• **TO DO**
Gather all lines with the word "name" in them.

[Dataset entries on figures]
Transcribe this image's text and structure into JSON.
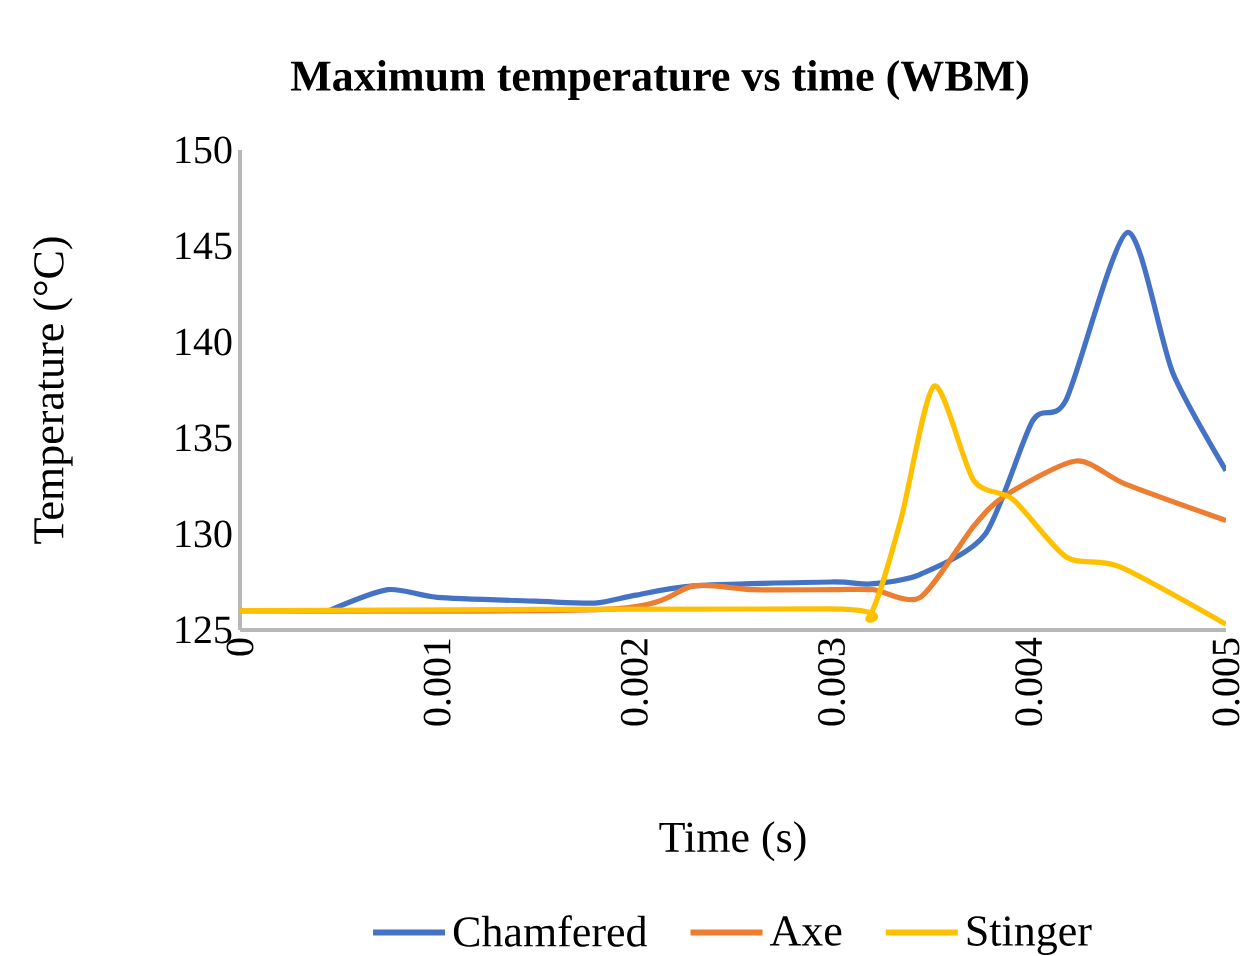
{
  "chart_data": {
    "type": "line",
    "title": "Maximum temperature vs time (WBM)",
    "xlabel": "Time (s)",
    "ylabel": "Temperature (°C)",
    "xlim": [
      0,
      0.005
    ],
    "xticks": [
      0,
      0.001,
      0.002,
      0.003,
      0.004,
      0.005
    ],
    "ylim": [
      125,
      150
    ],
    "yticks": [
      125,
      130,
      135,
      140,
      145,
      150
    ],
    "grid": false,
    "legend": "bottom",
    "marker": "none",
    "line_style": "solid",
    "series": [
      {
        "name": "Chamfered",
        "color": "#4472c4",
        "x": [
          0.00045,
          0.00075,
          0.001,
          0.0015,
          0.0018,
          0.002,
          0.0023,
          0.003,
          0.0032,
          0.00345,
          0.00378,
          0.00402,
          0.00419,
          0.0045,
          0.00473,
          0.005
        ],
        "values": [
          126,
          127.1,
          126.7,
          126.5,
          126.4,
          126.8,
          127.3,
          127.5,
          127.4,
          127.9,
          130,
          135.9,
          137,
          145.7,
          138.4,
          133.3
        ]
      },
      {
        "name": "Axe",
        "color": "#ed7d31",
        "x": [
          0,
          0.0019,
          0.0023,
          0.0026,
          0.003,
          0.00321,
          0.00345,
          0.00372,
          0.00388,
          0.00424,
          0.00449,
          0.005
        ],
        "values": [
          126,
          126.1,
          127.3,
          127.1,
          127.1,
          127.1,
          126.7,
          130.4,
          132,
          133.8,
          132.6,
          130.7
        ]
      },
      {
        "name": "Stinger",
        "color": "#ffc000",
        "x": [
          0,
          0.00299,
          0.00319,
          0.00335,
          0.00352,
          0.00372,
          0.00392,
          0.00419,
          0.00446,
          0.005
        ],
        "values": [
          126,
          126.1,
          125.7,
          130.7,
          137.7,
          132.8,
          131.8,
          128.8,
          128.3,
          125.3
        ]
      }
    ]
  }
}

• **CORRECT RESPONSE**
        "name": "Chamfered",
        "name": "Axe",
        "name": "Stinger",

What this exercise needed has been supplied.